Your goal: Check each line of the records below and collect those that include the word "name".

Material:

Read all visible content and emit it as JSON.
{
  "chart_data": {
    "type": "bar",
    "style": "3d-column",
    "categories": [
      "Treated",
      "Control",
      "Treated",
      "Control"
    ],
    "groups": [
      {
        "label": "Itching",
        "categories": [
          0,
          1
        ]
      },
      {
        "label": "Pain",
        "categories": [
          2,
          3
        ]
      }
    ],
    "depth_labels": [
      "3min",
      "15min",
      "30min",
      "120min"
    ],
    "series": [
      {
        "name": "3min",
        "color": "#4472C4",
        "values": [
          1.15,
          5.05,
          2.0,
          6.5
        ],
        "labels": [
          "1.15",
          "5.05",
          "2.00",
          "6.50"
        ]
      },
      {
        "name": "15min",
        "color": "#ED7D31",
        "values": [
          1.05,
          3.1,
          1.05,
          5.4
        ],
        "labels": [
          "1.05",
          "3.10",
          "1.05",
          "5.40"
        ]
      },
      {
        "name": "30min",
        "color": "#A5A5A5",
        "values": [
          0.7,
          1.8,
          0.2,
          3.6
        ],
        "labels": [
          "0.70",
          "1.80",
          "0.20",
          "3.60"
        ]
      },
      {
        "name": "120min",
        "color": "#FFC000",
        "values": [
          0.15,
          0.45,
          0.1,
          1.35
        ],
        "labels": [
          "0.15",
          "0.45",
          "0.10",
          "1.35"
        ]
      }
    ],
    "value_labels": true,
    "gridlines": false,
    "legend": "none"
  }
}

Task output:
        "name": "3min",
        "name": "15min",
        "name": "30min",
        "name": "120min",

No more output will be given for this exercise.